• _What is asked_
Exclude the pictures and return every line exactly as written.

(Dataset listings of figures)
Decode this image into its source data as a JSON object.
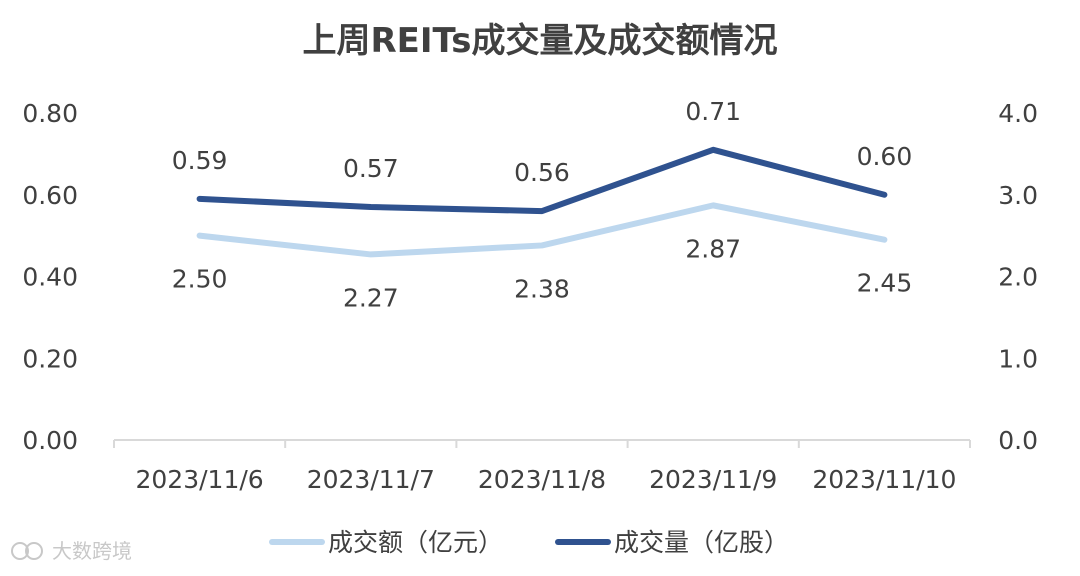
{
  "chart_data": {
    "type": "line",
    "title": "上周REITs成交量及成交额情况",
    "categories": [
      "2023/11/6",
      "2023/11/7",
      "2023/11/8",
      "2023/11/9",
      "2023/11/10"
    ],
    "series": [
      {
        "name": "成交额（亿元）",
        "axis": "right",
        "values": [
          2.5,
          2.27,
          2.38,
          2.87,
          2.45
        ],
        "labels": [
          "2.50",
          "2.27",
          "2.38",
          "2.87",
          "2.45"
        ],
        "color": "#bdd7ee"
      },
      {
        "name": "成交量（亿股）",
        "axis": "left",
        "values": [
          0.59,
          0.57,
          0.56,
          0.71,
          0.6
        ],
        "labels": [
          "0.59",
          "0.57",
          "0.56",
          "0.71",
          "0.60"
        ],
        "color": "#2f528f"
      }
    ],
    "y_left": {
      "min": 0,
      "max": 0.8,
      "ticks": [
        "0.00",
        "0.20",
        "0.40",
        "0.60",
        "0.80"
      ]
    },
    "y_right": {
      "min": 0,
      "max": 4.0,
      "ticks": [
        "0.0",
        "1.0",
        "2.0",
        "3.0",
        "4.0"
      ]
    },
    "grid": false,
    "legend_position": "bottom"
  },
  "watermark": "大数跨境"
}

• _Exercise output_
Decode this image into its source data as a JSON object.
{
  "chart_data": {
    "type": "line",
    "title": "上周REITs成交量及成交额情况",
    "categories": [
      "2023/11/6",
      "2023/11/7",
      "2023/11/8",
      "2023/11/9",
      "2023/11/10"
    ],
    "series": [
      {
        "name": "成交额（亿元）",
        "axis": "right",
        "values": [
          2.5,
          2.27,
          2.38,
          2.87,
          2.45
        ],
        "labels": [
          "2.50",
          "2.27",
          "2.38",
          "2.87",
          "2.45"
        ],
        "color": "#bdd7ee"
      },
      {
        "name": "成交量（亿股）",
        "axis": "left",
        "values": [
          0.59,
          0.57,
          0.56,
          0.71,
          0.6
        ],
        "labels": [
          "0.59",
          "0.57",
          "0.56",
          "0.71",
          "0.60"
        ],
        "color": "#2f528f"
      }
    ],
    "y_left": {
      "min": 0,
      "max": 0.8,
      "ticks": [
        "0.00",
        "0.20",
        "0.40",
        "0.60",
        "0.80"
      ]
    },
    "y_right": {
      "min": 0,
      "max": 4.0,
      "ticks": [
        "0.0",
        "1.0",
        "2.0",
        "3.0",
        "4.0"
      ]
    },
    "grid": false,
    "legend_position": "bottom"
  },
  "watermark": "大数跨境"
}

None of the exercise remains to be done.